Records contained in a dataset
##############################
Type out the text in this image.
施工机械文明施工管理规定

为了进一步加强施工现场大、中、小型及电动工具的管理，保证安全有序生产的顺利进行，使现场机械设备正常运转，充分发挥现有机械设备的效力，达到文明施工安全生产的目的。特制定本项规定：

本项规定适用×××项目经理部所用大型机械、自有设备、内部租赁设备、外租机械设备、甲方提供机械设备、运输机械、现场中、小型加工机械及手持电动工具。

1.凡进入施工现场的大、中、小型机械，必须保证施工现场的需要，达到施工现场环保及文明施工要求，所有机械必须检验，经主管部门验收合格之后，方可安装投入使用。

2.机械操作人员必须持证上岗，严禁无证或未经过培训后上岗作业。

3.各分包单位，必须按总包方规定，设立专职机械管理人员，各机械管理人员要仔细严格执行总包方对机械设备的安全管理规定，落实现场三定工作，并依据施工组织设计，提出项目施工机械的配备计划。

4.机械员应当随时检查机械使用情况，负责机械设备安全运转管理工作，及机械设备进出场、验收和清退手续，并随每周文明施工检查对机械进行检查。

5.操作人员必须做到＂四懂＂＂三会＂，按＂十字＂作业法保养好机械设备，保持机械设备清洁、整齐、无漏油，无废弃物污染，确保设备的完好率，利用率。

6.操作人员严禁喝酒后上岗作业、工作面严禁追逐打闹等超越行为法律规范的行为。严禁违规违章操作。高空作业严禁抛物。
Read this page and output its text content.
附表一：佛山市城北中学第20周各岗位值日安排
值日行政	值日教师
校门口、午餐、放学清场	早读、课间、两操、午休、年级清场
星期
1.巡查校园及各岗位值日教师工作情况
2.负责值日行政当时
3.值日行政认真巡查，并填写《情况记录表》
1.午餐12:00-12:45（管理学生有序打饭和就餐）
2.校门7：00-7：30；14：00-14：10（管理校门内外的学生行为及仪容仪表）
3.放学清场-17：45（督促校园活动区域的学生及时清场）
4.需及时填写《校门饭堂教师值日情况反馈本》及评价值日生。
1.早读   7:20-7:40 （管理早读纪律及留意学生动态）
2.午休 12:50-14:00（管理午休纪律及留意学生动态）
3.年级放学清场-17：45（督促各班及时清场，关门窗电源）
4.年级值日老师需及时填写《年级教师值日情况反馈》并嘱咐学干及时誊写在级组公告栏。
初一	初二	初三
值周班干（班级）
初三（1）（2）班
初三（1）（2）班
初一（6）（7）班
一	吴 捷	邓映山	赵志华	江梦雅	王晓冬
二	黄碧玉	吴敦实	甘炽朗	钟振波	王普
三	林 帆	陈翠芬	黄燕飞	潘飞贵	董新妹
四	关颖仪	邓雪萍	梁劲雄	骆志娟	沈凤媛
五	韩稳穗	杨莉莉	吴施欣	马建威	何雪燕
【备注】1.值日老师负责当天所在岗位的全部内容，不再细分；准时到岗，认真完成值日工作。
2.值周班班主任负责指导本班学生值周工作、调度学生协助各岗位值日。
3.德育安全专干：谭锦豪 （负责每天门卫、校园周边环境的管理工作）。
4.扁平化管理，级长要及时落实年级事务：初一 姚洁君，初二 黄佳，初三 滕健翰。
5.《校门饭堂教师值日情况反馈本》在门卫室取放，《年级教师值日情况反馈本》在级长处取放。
##############################
What to work on: The records above are to be repeated exactly, in their entirety.

Answer to this task:
Type out the text in this image.
施工机械文明施工管理规定

为了进一步加强施工现场大、中、小型及电动工具的管理，保证安全有序生产的顺利进行，使现场机械设备正常运转，充分发挥现有机械设备的效力，达到文明施工安全生产的目的。特制定本项规定：

本项规定适用×××项目经理部所用大型机械、自有设备、内部租赁设备、外租机械设备、甲方提供机械设备、运输机械、现场中、小型加工机械及手持电动工具。

1.凡进入施工现场的大、中、小型机械，必须保证施工现场的需要，达到施工现场环保及文明施工要求，所有机械必须检验，经主管部门验收合格之后，方可安装投入使用。

2.机械操作人员必须持证上岗，严禁无证或未经过培训后上岗作业。

3.各分包单位，必须按总包方规定，设立专职机械管理人员，各机械管理人员要仔细严格执行总包方对机械设备的安全管理规定，落实现场三定工作，并依据施工组织设计，提出项目施工机械的配备计划。

4.机械员应当随时检查机械使用情况，负责机械设备安全运转管理工作，及机械设备进出场、验收和清退手续，并随每周文明施工检查对机械进行检查。

5.操作人员必须做到＂四懂＂＂三会＂，按＂十字＂作业法保养好机械设备，保持机械设备清洁、整齐、无漏油，无废弃物污染，确保设备的完好率，利用率。

6.操作人员严禁喝酒后上岗作业、工作面严禁追逐打闹等超越行为法律规范的行为。严禁违规违章操作。高空作业严禁抛物。
Read this page and output its text content.
附表一：佛山市城北中学第20周各岗位值日安排
值日行政	值日教师
校门口、午餐、放学清场	早读、课间、两操、午休、年级清场
星期
1.巡查校园及各岗位值日教师工作情况
2.负责值日行政当时
3.值日行政认真巡查，并填写《情况记录表》
1.午餐12:00-12:45（管理学生有序打饭和就餐）
2.校门7：00-7：30；14：00-14：10（管理校门内外的学生行为及仪容仪表）
3.放学清场-17：45（督促校园活动区域的学生及时清场）
4.需及时填写《校门饭堂教师值日情况反馈本》及评价值日生。
1.早读   7:20-7:40 （管理早读纪律及留意学生动态）
2.午休 12:50-14:00（管理午休纪律及留意学生动态）
3.年级放学清场-17：45（督促各班及时清场，关门窗电源）
4.年级值日老师需及时填写《年级教师值日情况反馈》并嘱咐学干及时誊写在级组公告栏。
初一	初二	初三
值周班干（班级）
初三（1）（2）班
初三（1）（2）班
初一（6）（7）班
一	吴 捷	邓映山	赵志华	江梦雅	王晓冬
二	黄碧玉	吴敦实	甘炽朗	钟振波	王普
三	林 帆	陈翠芬	黄燕飞	潘飞贵	董新妹
四	关颖仪	邓雪萍	梁劲雄	骆志娟	沈凤媛
五	韩稳穗	杨莉莉	吴施欣	马建威	何雪燕
【备注】1.值日老师负责当天所在岗位的全部内容，不再细分；准时到岗，认真完成值日工作。
2.值周班班主任负责指导本班学生值周工作、调度学生协助各岗位值日。
3.德育安全专干：谭锦豪 （负责每天门卫、校园周边环境的管理工作）。
4.扁平化管理，级长要及时落实年级事务：初一 姚洁君，初二 黄佳，初三 滕健翰。
5.《校门饭堂教师值日情况反馈本》在门卫室取放，《年级教师值日情况反馈本》在级长处取放。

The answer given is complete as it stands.